Dataset excerpt
═══
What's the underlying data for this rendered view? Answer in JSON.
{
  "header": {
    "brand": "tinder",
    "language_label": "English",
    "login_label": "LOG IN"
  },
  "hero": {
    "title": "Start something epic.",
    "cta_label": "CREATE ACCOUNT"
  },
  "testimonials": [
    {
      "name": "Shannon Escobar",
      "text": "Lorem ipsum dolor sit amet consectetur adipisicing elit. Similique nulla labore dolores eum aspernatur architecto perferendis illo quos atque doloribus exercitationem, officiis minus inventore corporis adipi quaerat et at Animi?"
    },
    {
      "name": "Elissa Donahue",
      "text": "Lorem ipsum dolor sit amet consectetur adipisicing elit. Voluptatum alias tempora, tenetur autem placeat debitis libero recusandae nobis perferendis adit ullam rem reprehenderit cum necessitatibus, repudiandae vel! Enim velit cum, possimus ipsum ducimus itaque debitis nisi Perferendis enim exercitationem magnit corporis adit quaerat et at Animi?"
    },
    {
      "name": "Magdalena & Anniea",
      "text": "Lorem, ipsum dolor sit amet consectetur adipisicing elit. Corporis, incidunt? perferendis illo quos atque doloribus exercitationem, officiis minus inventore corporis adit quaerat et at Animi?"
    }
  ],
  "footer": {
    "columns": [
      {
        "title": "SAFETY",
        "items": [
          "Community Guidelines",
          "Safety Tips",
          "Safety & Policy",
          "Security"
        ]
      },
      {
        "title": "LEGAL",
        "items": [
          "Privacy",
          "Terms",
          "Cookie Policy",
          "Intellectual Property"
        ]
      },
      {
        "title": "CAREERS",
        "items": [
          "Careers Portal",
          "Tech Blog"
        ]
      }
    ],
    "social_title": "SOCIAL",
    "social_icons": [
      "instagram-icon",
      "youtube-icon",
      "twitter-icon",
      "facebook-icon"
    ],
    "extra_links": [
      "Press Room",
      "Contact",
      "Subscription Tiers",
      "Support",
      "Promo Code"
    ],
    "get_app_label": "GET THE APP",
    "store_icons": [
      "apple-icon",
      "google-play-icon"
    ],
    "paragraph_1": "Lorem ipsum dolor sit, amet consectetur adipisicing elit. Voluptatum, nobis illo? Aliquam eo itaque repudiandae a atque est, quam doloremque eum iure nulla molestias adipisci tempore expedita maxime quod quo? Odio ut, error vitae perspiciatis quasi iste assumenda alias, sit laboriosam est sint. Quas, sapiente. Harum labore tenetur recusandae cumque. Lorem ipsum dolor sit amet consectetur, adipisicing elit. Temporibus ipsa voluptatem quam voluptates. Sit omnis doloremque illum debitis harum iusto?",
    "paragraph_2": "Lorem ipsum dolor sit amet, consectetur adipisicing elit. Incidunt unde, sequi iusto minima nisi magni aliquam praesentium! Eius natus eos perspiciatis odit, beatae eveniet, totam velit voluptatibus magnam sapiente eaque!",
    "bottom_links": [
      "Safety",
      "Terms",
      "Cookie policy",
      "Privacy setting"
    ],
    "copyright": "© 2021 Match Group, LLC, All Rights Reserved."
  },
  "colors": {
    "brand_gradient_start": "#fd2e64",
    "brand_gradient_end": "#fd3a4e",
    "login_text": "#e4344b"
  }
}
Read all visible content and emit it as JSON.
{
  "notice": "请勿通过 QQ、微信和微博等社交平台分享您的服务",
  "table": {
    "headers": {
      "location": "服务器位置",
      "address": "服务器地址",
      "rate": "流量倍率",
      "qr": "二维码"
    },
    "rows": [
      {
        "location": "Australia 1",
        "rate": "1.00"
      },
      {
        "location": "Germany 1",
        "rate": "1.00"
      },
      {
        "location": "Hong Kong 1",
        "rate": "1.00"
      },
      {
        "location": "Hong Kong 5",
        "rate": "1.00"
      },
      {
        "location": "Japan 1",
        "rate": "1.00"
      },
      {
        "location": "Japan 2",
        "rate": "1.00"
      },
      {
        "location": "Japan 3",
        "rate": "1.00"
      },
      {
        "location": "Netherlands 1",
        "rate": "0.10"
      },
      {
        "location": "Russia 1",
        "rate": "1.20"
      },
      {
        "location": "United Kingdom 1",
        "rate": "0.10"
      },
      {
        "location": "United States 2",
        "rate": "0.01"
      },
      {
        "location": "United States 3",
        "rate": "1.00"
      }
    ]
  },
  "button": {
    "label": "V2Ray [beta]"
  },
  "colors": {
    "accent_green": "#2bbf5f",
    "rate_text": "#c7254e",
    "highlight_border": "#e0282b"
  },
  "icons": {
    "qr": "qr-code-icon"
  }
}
═══
Reproduce the whole listing word for word.

TASK RESPONSE
What's the underlying data for this rendered view? Answer in JSON.
{
  "header": {
    "brand": "tinder",
    "language_label": "English",
    "login_label": "LOG IN"
  },
  "hero": {
    "title": "Start something epic.",
    "cta_label": "CREATE ACCOUNT"
  },
  "testimonials": [
    {
      "name": "Shannon Escobar",
      "text": "Lorem ipsum dolor sit amet consectetur adipisicing elit. Similique nulla labore dolores eum aspernatur architecto perferendis illo quos atque doloribus exercitationem, officiis minus inventore corporis adipi quaerat et at Animi?"
    },
    {
      "name": "Elissa Donahue",
      "text": "Lorem ipsum dolor sit amet consectetur adipisicing elit. Voluptatum alias tempora, tenetur autem placeat debitis libero recusandae nobis perferendis adit ullam rem reprehenderit cum necessitatibus, repudiandae vel! Enim velit cum, possimus ipsum ducimus itaque debitis nisi Perferendis enim exercitationem magnit corporis adit quaerat et at Animi?"
    },
    {
      "name": "Magdalena & Anniea",
      "text": "Lorem, ipsum dolor sit amet consectetur adipisicing elit. Corporis, incidunt? perferendis illo quos atque doloribus exercitationem, officiis minus inventore corporis adit quaerat et at Animi?"
    }
  ],
  "footer": {
    "columns": [
      {
        "title": "SAFETY",
        "items": [
          "Community Guidelines",
          "Safety Tips",
          "Safety & Policy",
          "Security"
        ]
      },
      {
        "title": "LEGAL",
        "items": [
          "Privacy",
          "Terms",
          "Cookie Policy",
          "Intellectual Property"
        ]
      },
      {
        "title": "CAREERS",
        "items": [
          "Careers Portal",
          "Tech Blog"
        ]
      }
    ],
    "social_title": "SOCIAL",
    "social_icons": [
      "instagram-icon",
      "youtube-icon",
      "twitter-icon",
      "facebook-icon"
    ],
    "extra_links": [
      "Press Room",
      "Contact",
      "Subscription Tiers",
      "Support",
      "Promo Code"
    ],
    "get_app_label": "GET THE APP",
    "store_icons": [
      "apple-icon",
      "google-play-icon"
    ],
    "paragraph_1": "Lorem ipsum dolor sit, amet consectetur adipisicing elit. Voluptatum, nobis illo? Aliquam eo itaque repudiandae a atque est, quam doloremque eum iure nulla molestias adipisci tempore expedita maxime quod quo? Odio ut, error vitae perspiciatis quasi iste assumenda alias, sit laboriosam est sint. Quas, sapiente. Harum labore tenetur recusandae cumque. Lorem ipsum dolor sit amet consectetur, adipisicing elit. Temporibus ipsa voluptatem quam voluptates. Sit omnis doloremque illum debitis harum iusto?",
    "paragraph_2": "Lorem ipsum dolor sit amet, consectetur adipisicing elit. Incidunt unde, sequi iusto minima nisi magni aliquam praesentium! Eius natus eos perspiciatis odit, beatae eveniet, totam velit voluptatibus magnam sapiente eaque!",
    "bottom_links": [
      "Safety",
      "Terms",
      "Cookie policy",
      "Privacy setting"
    ],
    "copyright": "© 2021 Match Group, LLC, All Rights Reserved."
  },
  "colors": {
    "brand_gradient_start": "#fd2e64",
    "brand_gradient_end": "#fd3a4e",
    "login_text": "#e4344b"
  }
}
Read all visible content and emit it as JSON.
{
  "notice": "请勿通过 QQ、微信和微博等社交平台分享您的服务",
  "table": {
    "headers": {
      "location": "服务器位置",
      "address": "服务器地址",
      "rate": "流量倍率",
      "qr": "二维码"
    },
    "rows": [
      {
        "location": "Australia 1",
        "rate": "1.00"
      },
      {
        "location": "Germany 1",
        "rate": "1.00"
      },
      {
        "location": "Hong Kong 1",
        "rate": "1.00"
      },
      {
        "location": "Hong Kong 5",
        "rate": "1.00"
      },
      {
        "location": "Japan 1",
        "rate": "1.00"
      },
      {
        "location": "Japan 2",
        "rate": "1.00"
      },
      {
        "location": "Japan 3",
        "rate": "1.00"
      },
      {
        "location": "Netherlands 1",
        "rate": "0.10"
      },
      {
        "location": "Russia 1",
        "rate": "1.20"
      },
      {
        "location": "United Kingdom 1",
        "rate": "0.10"
      },
      {
        "location": "United States 2",
        "rate": "0.01"
      },
      {
        "location": "United States 3",
        "rate": "1.00"
      }
    ]
  },
  "button": {
    "label": "V2Ray [beta]"
  },
  "colors": {
    "accent_green": "#2bbf5f",
    "rate_text": "#c7254e",
    "highlight_border": "#e0282b"
  },
  "icons": {
    "qr": "qr-code-icon"
  }
}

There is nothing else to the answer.